Copy out each line featuring the string "What" from the entries beneath.

##### MATERIAL FOR THE TASK #####

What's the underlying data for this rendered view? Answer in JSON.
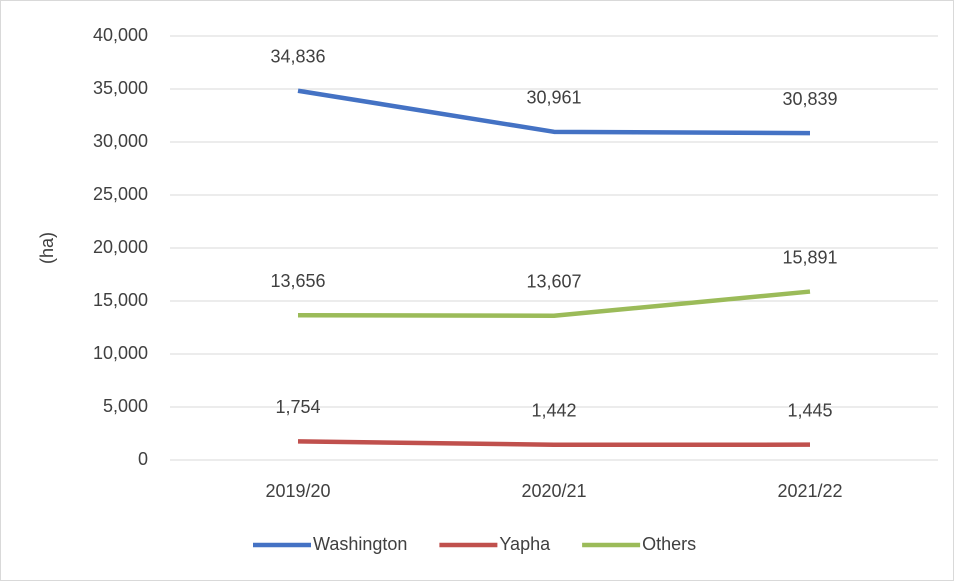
{
  "chart_data": {
    "type": "line",
    "y_label": "(ha)",
    "categories": [
      "2019/20",
      "2020/21",
      "2021/22"
    ],
    "series": [
      {
        "name": "Washington",
        "color": "#4472c4",
        "values": [
          34836,
          30961,
          30839
        ],
        "value_labels": [
          "34,836",
          "30,961",
          "30,839"
        ]
      },
      {
        "name": "Yapha",
        "color": "#c0504d",
        "values": [
          1754,
          1442,
          1445
        ],
        "value_labels": [
          "1,754",
          "1,442",
          "1,445"
        ]
      },
      {
        "name": "Others",
        "color": "#9bbb59",
        "values": [
          13656,
          13607,
          15891
        ],
        "value_labels": [
          "13,656",
          "13,607",
          "15,891"
        ]
      }
    ],
    "ylim": [
      0,
      40000
    ],
    "yticks": [
      0,
      {
        "value": 5000,
        "label": "5,000"
      },
      {
        "value": 10000,
        "label": "10,000"
      },
      {
        "value": 15000,
        "label": "15,000"
      },
      {
        "value": 20000,
        "label": "20,000"
      },
      {
        "value": 25000,
        "label": "25,000"
      },
      {
        "value": 30000,
        "label": "30,000"
      },
      {
        "value": 35000,
        "label": "35,000"
      },
      {
        "value": 40000,
        "label": "40,000"
      }
    ],
    "grid": true,
    "legend": "bottom"
  }
}
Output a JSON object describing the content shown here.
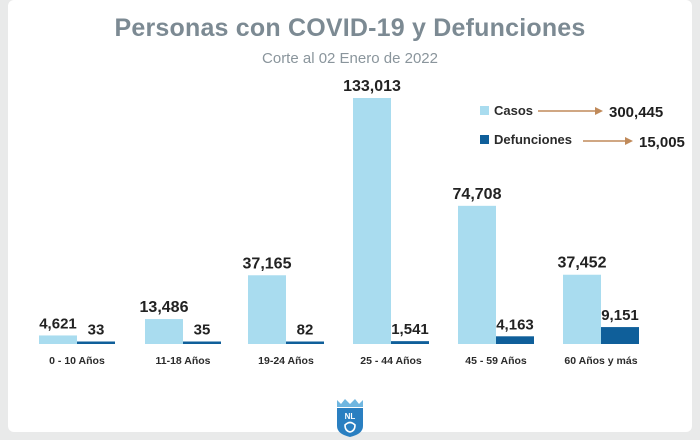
{
  "header": {
    "title": "Personas con COVID-19 y Defunciones",
    "subtitle": "Corte al 02 Enero de 2022"
  },
  "legend": {
    "cases_label": "Casos",
    "cases_total": "300,445",
    "deaths_label": "Defunciones",
    "deaths_total": "15,005"
  },
  "logo": {
    "text": "NL"
  },
  "colors": {
    "cases": "#a9dcef",
    "deaths": "#0f5f9a",
    "arrow": "#c08a5a",
    "baseline": "#b7b7b7"
  },
  "chart_data": {
    "type": "bar",
    "title": "Personas con COVID-19 y Defunciones",
    "subtitle": "Corte al 02 Enero de 2022",
    "categories": [
      "0 - 10 Años",
      "11-18 Años",
      "19-24 Años",
      "25 - 44 Años",
      "45 - 59 Años",
      "60 Años y más"
    ],
    "series": [
      {
        "name": "Casos",
        "values": [
          4621,
          13486,
          37165,
          133013,
          74708,
          37452
        ],
        "labels": [
          "4,621",
          "13,486",
          "37,165",
          "133,013",
          "74,708",
          "37,452"
        ]
      },
      {
        "name": "Defunciones",
        "values": [
          33,
          35,
          82,
          1541,
          4163,
          9151
        ],
        "labels": [
          "33",
          "35",
          "82",
          "1,541",
          "4,163",
          "9,151"
        ]
      }
    ],
    "legend_position": "top-right",
    "grid": false
  }
}
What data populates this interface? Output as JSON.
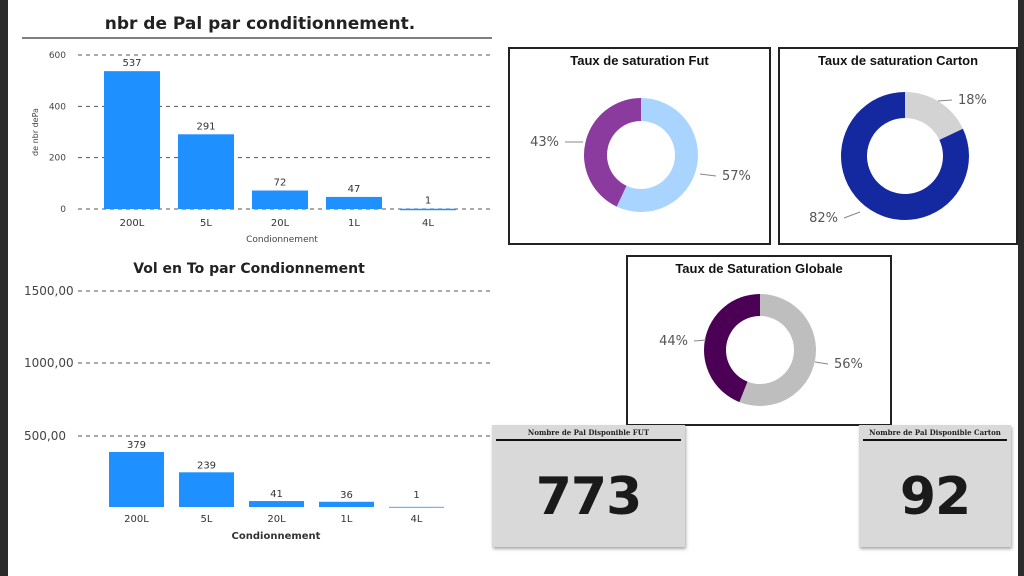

#####

SOLVED EXERCISE:
What's the underlying data for this rendered view? Answer in JSON.
What data populates this interface? Output as JSON.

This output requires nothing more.